*Exercise task*: Leave out the pictures and transcribe the rest of the records exactly.

Data entries:
================
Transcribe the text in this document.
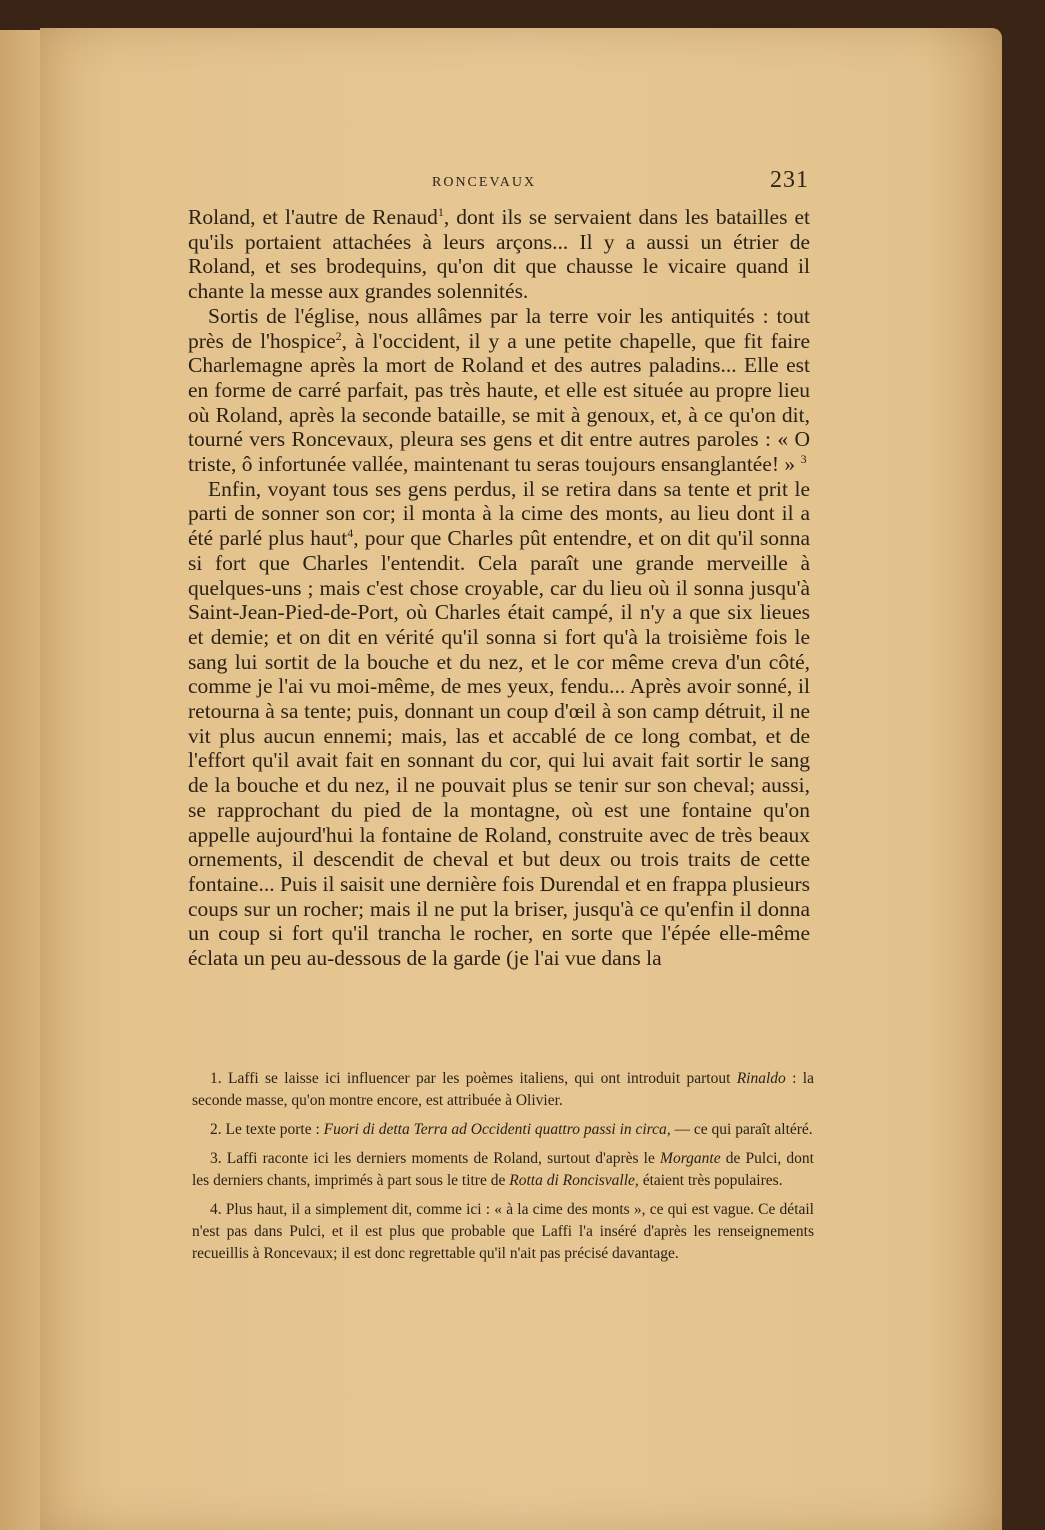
RONCEVAUX	231

Roland, et l'autre de Renaud$^1$, dont ils se servaient dans les batailles et qu'ils portaient attachées à leurs arçons... Il y a aussi un étrier de Roland, et ses brodequins, qu'on dit que chausse le vicaire quand il chante la messe aux grandes solennités.

Sortis de l'église, nous allâmes par la terre voir les antiquités : tout près de l'hospice$^2$, à l'occident, il y a une petite chapelle, que fit faire Charlemagne après la mort de Roland et des autres paladins... Elle est en forme de carré parfait, pas très haute, et elle est située au propre lieu où Roland, après la seconde bataille, se mit à genoux, et, à ce qu'on dit, tourné vers Roncevaux, pleura ses gens et dit entre autres paroles : « O triste, ô infortunée vallée, maintenant tu seras toujours ensanglantée! » $^3$

Enfin, voyant tous ses gens perdus, il se retira dans sa tente et prit le parti de sonner son cor; il monta à la cime des monts, au lieu dont il a été parlé plus haut$^4$, pour que Charles pût entendre, et on dit qu'il sonna si fort que Charles l'entendit. Cela paraît une grande merveille à quelques-uns ; mais c'est chose croyable, car du lieu où il sonna jusqu'à Saint-Jean-Pied-de-Port, où Charles était campé, il n'y a que six lieues et demie; et on dit en vérité qu'il sonna si fort qu'à la troisième fois le sang lui sortit de la bouche et du nez, et le cor même creva d'un côté, comme je l'ai vu moi-même, de mes yeux, fendu... Après avoir sonné, il retourna à sa tente; puis, donnant un coup d'œil à son camp détruit, il ne vit plus aucun ennemi; mais, las et accablé de ce long combat, et de l'effort qu'il avait fait en sonnant du cor, qui lui avait fait sortir le sang de la bouche et du nez, il ne pouvait plus se tenir sur son cheval; aussi, se rapprochant du pied de la montagne, où est une fontaine qu'on appelle aujourd'hui la fontaine de Roland, construite avec de très beaux ornements, il descendit de cheval et but deux ou trois traits de cette fontaine... Puis il saisit une dernière fois Durendal et en frappa plusieurs coups sur un rocher; mais il ne put la briser, jusqu'à ce qu'enfin il donna un coup si fort qu'il trancha le rocher, en sorte que l'épée elle-même éclata un peu au-dessous de la garde (je l'ai vue dans la

1. Laffi se laisse ici influencer par les poèmes italiens, qui ont introduit partout Rinaldo : la seconde masse, qu'on montre encore, est attribuée à Olivier.

2. Le texte porte : Fuori di detta Terra ad Occidenti quattro passi in circa, — ce qui paraît altéré.

3. Laffi raconte ici les derniers moments de Roland, surtout d'après le Morgante de Pulci, dont les derniers chants, imprimés à part sous le titre de Rotta di Roncisvalle, étaient très populaires.

4. Plus haut, il a simplement dit, comme ici : « à la cime des monts », ce qui est vague. Ce détail n'est pas dans Pulci, et il est plus que probable que Laffi l'a inséré d'après les renseignements recueillis à Roncevaux; il est donc regrettable qu'il n'ait pas précisé davantage.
================
*The reply*:
Transcribe the text in this document.
RONCEVAUX	231

Roland, et l'autre de Renaud$^1$, dont ils se servaient dans les batailles et qu'ils portaient attachées à leurs arçons... Il y a aussi un étrier de Roland, et ses brodequins, qu'on dit que chausse le vicaire quand il chante la messe aux grandes solennités.

Sortis de l'église, nous allâmes par la terre voir les antiquités : tout près de l'hospice$^2$, à l'occident, il y a une petite chapelle, que fit faire Charlemagne après la mort de Roland et des autres paladins... Elle est en forme de carré parfait, pas très haute, et elle est située au propre lieu où Roland, après la seconde bataille, se mit à genoux, et, à ce qu'on dit, tourné vers Roncevaux, pleura ses gens et dit entre autres paroles : « O triste, ô infortunée vallée, maintenant tu seras toujours ensanglantée! » $^3$

Enfin, voyant tous ses gens perdus, il se retira dans sa tente et prit le parti de sonner son cor; il monta à la cime des monts, au lieu dont il a été parlé plus haut$^4$, pour que Charles pût entendre, et on dit qu'il sonna si fort que Charles l'entendit. Cela paraît une grande merveille à quelques-uns ; mais c'est chose croyable, car du lieu où il sonna jusqu'à Saint-Jean-Pied-de-Port, où Charles était campé, il n'y a que six lieues et demie; et on dit en vérité qu'il sonna si fort qu'à la troisième fois le sang lui sortit de la bouche et du nez, et le cor même creva d'un côté, comme je l'ai vu moi-même, de mes yeux, fendu... Après avoir sonné, il retourna à sa tente; puis, donnant un coup d'œil à son camp détruit, il ne vit plus aucun ennemi; mais, las et accablé de ce long combat, et de l'effort qu'il avait fait en sonnant du cor, qui lui avait fait sortir le sang de la bouche et du nez, il ne pouvait plus se tenir sur son cheval; aussi, se rapprochant du pied de la montagne, où est une fontaine qu'on appelle aujourd'hui la fontaine de Roland, construite avec de très beaux ornements, il descendit de cheval et but deux ou trois traits de cette fontaine... Puis il saisit une dernière fois Durendal et en frappa plusieurs coups sur un rocher; mais il ne put la briser, jusqu'à ce qu'enfin il donna un coup si fort qu'il trancha le rocher, en sorte que l'épée elle-même éclata un peu au-dessous de la garde (je l'ai vue dans la

1. Laffi se laisse ici influencer par les poèmes italiens, qui ont introduit partout Rinaldo : la seconde masse, qu'on montre encore, est attribuée à Olivier.

2. Le texte porte : Fuori di detta Terra ad Occidenti quattro passi in circa, — ce qui paraît altéré.

3. Laffi raconte ici les derniers moments de Roland, surtout d'après le Morgante de Pulci, dont les derniers chants, imprimés à part sous le titre de Rotta di Roncisvalle, étaient très populaires.

4. Plus haut, il a simplement dit, comme ici : « à la cime des monts », ce qui est vague. Ce détail n'est pas dans Pulci, et il est plus que probable que Laffi l'a inséré d'après les renseignements recueillis à Roncevaux; il est donc regrettable qu'il n'ait pas précisé davantage.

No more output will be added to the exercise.